- [DATASET]:
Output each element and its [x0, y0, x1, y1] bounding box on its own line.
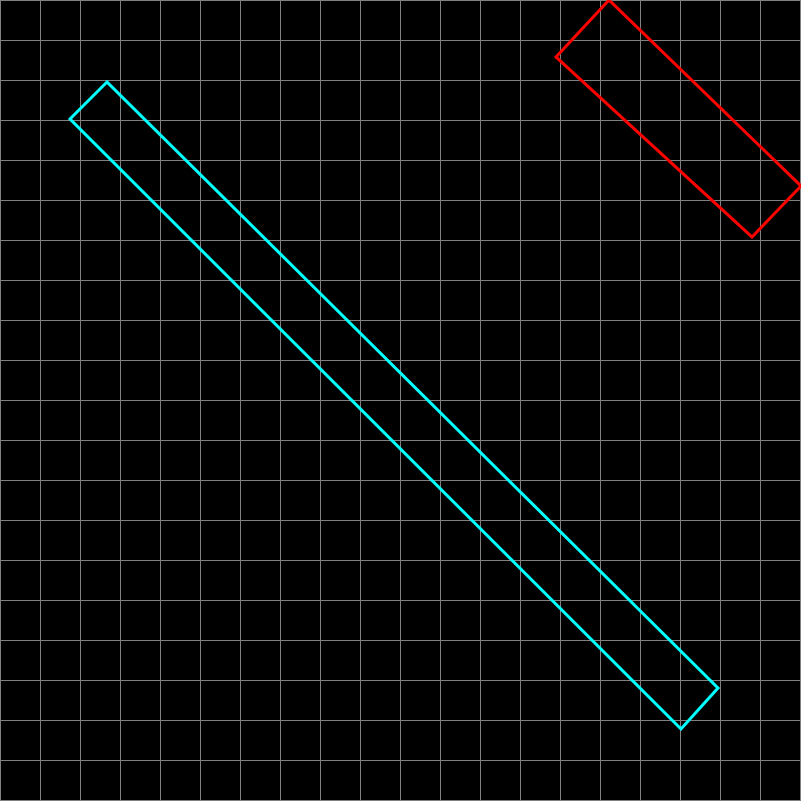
cyan-rectangle — [67, 79, 721, 732]
red-rectangle — [553, 0, 801, 240]
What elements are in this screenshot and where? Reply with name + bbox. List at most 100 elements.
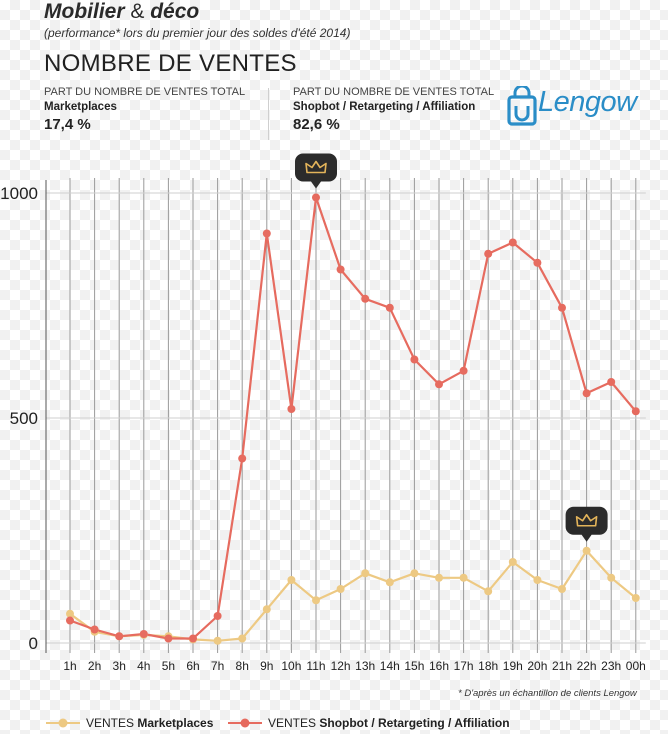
x-tick-label: 4h: [137, 659, 150, 673]
data-point: [484, 249, 493, 258]
data-point: [533, 576, 542, 584]
data-point: [238, 634, 247, 643]
y-tick-label: 1000: [0, 184, 38, 203]
legend-swatch: [228, 718, 262, 728]
legend-item-shopbot: VENTES Shopbot / Retargeting / Affiliati…: [228, 716, 510, 730]
data-point: [66, 616, 74, 625]
data-point: [238, 454, 247, 463]
x-tick-label: 20h: [527, 659, 547, 673]
data-point: [213, 636, 222, 645]
x-tick-label: 3h: [113, 659, 126, 673]
x-tick-label: 1h: [63, 659, 76, 673]
data-point: [558, 585, 566, 593]
stat-label: PART DU NOMBRE DE VENTES TOTAL: [44, 86, 246, 98]
legend-prefix: VENTES: [268, 716, 317, 730]
data-point: [385, 578, 394, 587]
series-line: [69, 549, 637, 642]
data-point: [631, 407, 640, 416]
stat-name: Marketplaces: [44, 101, 117, 113]
x-tick-label: 7h: [211, 659, 224, 673]
data-point: [287, 405, 296, 413]
x-tick-label: 15h: [404, 659, 424, 673]
stat-value: 82,6 %: [293, 116, 340, 133]
crown-shape: [575, 513, 598, 527]
stat-divider: [268, 88, 269, 140]
data-point: [459, 366, 468, 375]
data-point: [336, 265, 345, 274]
legend-label: Marketplaces: [137, 716, 214, 730]
data-point: [385, 303, 394, 312]
data-point: [361, 569, 370, 578]
data-point: [287, 576, 296, 584]
stat-name: Shopbot / Retargeting / Affiliation: [293, 101, 476, 113]
series-line: [69, 196, 637, 640]
x-tick-label: 13h: [355, 659, 375, 673]
legend-item-marketplaces: VENTES Marketplaces: [46, 716, 213, 730]
data-point: [189, 634, 197, 643]
data-point: [631, 594, 640, 602]
footnote: * D'après un échantillon de clients Leng…: [458, 688, 637, 699]
crown-shape: [305, 160, 327, 174]
lengow-logo: Lengow: [504, 84, 644, 128]
data-point: [508, 238, 517, 247]
y-tick-label: 0: [29, 634, 38, 653]
x-tick-label: 19h: [503, 659, 523, 673]
x-tick-label: 14h: [380, 659, 400, 673]
data-point: [361, 294, 370, 303]
data-point: [607, 378, 616, 386]
x-tick-label: 00h: [626, 659, 646, 673]
data-point: [508, 558, 517, 566]
legend-label: Shopbot / Retargeting / Affiliation: [319, 716, 510, 730]
data-point: [533, 258, 542, 267]
stat-marketplaces: PART DU NOMBRE DE VENTES TOTAL Marketpla…: [44, 86, 245, 133]
sales-line-chart: 1h 2h 3h 4h 5h 6h 7h 8h 9h 10h 11h 12h 13h 14h 15h 16h 1…: [0, 153, 646, 673]
x-tick-label: 22h: [577, 659, 597, 673]
x-tick-label: 12h: [331, 659, 351, 673]
data-point: [607, 573, 616, 582]
x-tick-label: 10h: [281, 659, 301, 673]
legend-prefix: VENTES: [86, 716, 135, 730]
callout-bubble: [565, 506, 608, 542]
data-point: [115, 632, 124, 641]
x-tick-label: 2h: [88, 659, 101, 673]
data-point: [66, 609, 74, 618]
data-point: [435, 380, 443, 389]
y-tick-label: 500: [10, 409, 38, 428]
data-point: [435, 573, 443, 582]
data-point: [558, 303, 566, 312]
x-tick-label: 9h: [260, 659, 273, 673]
callout-bubble: [295, 153, 337, 189]
x-tick-label: 18h: [478, 659, 498, 673]
page-title: Mobilier & déco: [44, 0, 200, 23]
x-tick-label: 11h: [306, 659, 325, 673]
data-point: [164, 634, 173, 643]
crown-icon: [565, 506, 608, 542]
data-point: [459, 573, 468, 582]
shopping-bag-icon: [507, 86, 537, 126]
stat-shopbot: PART DU NOMBRE DE VENTES TOTAL Shopbot /…: [293, 86, 494, 133]
data-point: [582, 389, 591, 398]
x-tick-label: 21h: [552, 659, 572, 673]
data-point: [410, 569, 419, 578]
data-point: [336, 585, 345, 593]
data-point: [312, 596, 320, 605]
chart-heading: NOMBRE DE VENTES: [44, 50, 297, 77]
data-point: [484, 587, 493, 596]
x-tick-label: 17h: [454, 659, 474, 673]
data-point: [139, 630, 148, 638]
logo-text: Lengow: [538, 86, 637, 118]
page-subtitle: (performance* lors du premier jour des s…: [44, 26, 351, 40]
data-point: [582, 546, 591, 555]
x-tick-label: 5h: [162, 659, 175, 673]
x-tick-label: 23h: [601, 659, 621, 673]
stat-value: 17,4 %: [44, 116, 91, 133]
x-tick-label: 16h: [429, 659, 449, 673]
data-point: [410, 355, 419, 364]
data-point: [262, 229, 271, 238]
data-point: [90, 625, 99, 634]
x-tick-label: 6h: [186, 659, 199, 673]
data-point: [262, 605, 271, 614]
legend-swatch: [46, 718, 80, 728]
crown-icon: [295, 153, 337, 189]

- [DIRECTIONS FOR THIS TASK]: Can you copy the records from their first line through the line containing "What elements are", replacing "red-rectangle" with "orange-rectangle" and changing nothing else, and leave out the pictures?

- [FINAL RESULT]:
Output each element and its [x0, y0, x1, y1] bounding box on its own line.
cyan-rectangle — [67, 79, 721, 732]
orange-rectangle — [553, 0, 801, 240]
What elements are in this screenshot and where? Reply with name + bbox. List at most 100 elements.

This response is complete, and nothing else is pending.